## What the task requires
Gather all lines with the word "kV电网的分布式电源" in them.

※

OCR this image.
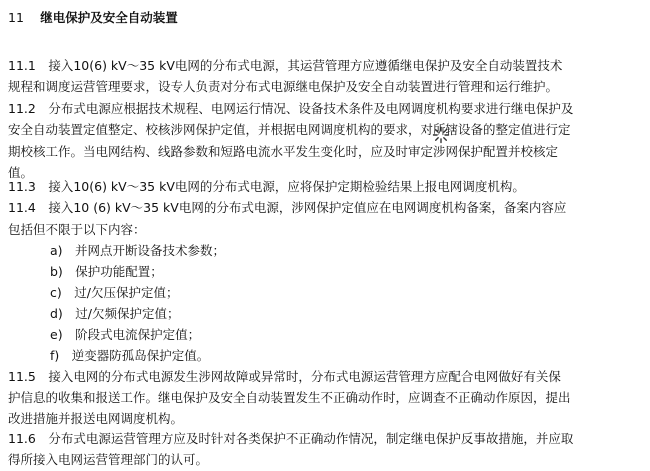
11 继电保护及安全自动装置
11.1　接入10(6) kV～35 kV电网的分布式电源，其运营管理方应遵循继电保护及安全自动装置技术
规程和调度运营管理要求，设专人负责对分布式电源继电保护及安全自动装置进行管理和运行维护。
11.2　分布式电源应根据技术规程、电网运行情况、设备技术条件及电网调度机构要求进行继电保护及
安全自动装置定值整定、校核涉网保护定值，并根据电网调度机构的要求，对所辖设备的整定值进行定
期校核工作。当电网结构、线路参数和短路电流水平发生变化时，应及时审定涉网保护配置并校核定
值。
11.3　接入10(6) kV～35 kV电网的分布式电源，应将保护定期检验结果上报电网调度机构。
11.4　接入10 (6) kV～35 kV电网的分布式电源，涉网保护定值应在电网调度机构备案，备案内容应
包括但不限于以下内容：
a)　并网点开断设备技术参数；
b)　保护功能配置；
c)　过/欠压保护定值；
d)　过/欠频保护定值；
e)　阶段式电流保护定值；
f)　逆变器防孤岛保护定值。
11.5　接入电网的分布式电源发生涉网故障或异常时，分布式电源运营管理方应配合电网做好有关保
护信息的收集和报送工作。继电保护及安全自动装置发生不正确动作时，应调查不正确动作原因，提出
改进措施并报送电网调度机构。
11.6　分布式电源运营管理方应及时针对各类保护不正确动作情况，制定继电保护反事故措施，并应取
得所接入电网运营管理部门的认可。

※

## Answer for the task
11.1　接入10(6) kV～35 kV电网的分布式电源，其运营管理方应遵循继电保护及安全自动装置技术
11.3　接入10(6) kV～35 kV电网的分布式电源，应将保护定期检验结果上报电网调度机构。
11.4　接入10 (6) kV～35 kV电网的分布式电源，涉网保护定值应在电网调度机构备案，备案内容应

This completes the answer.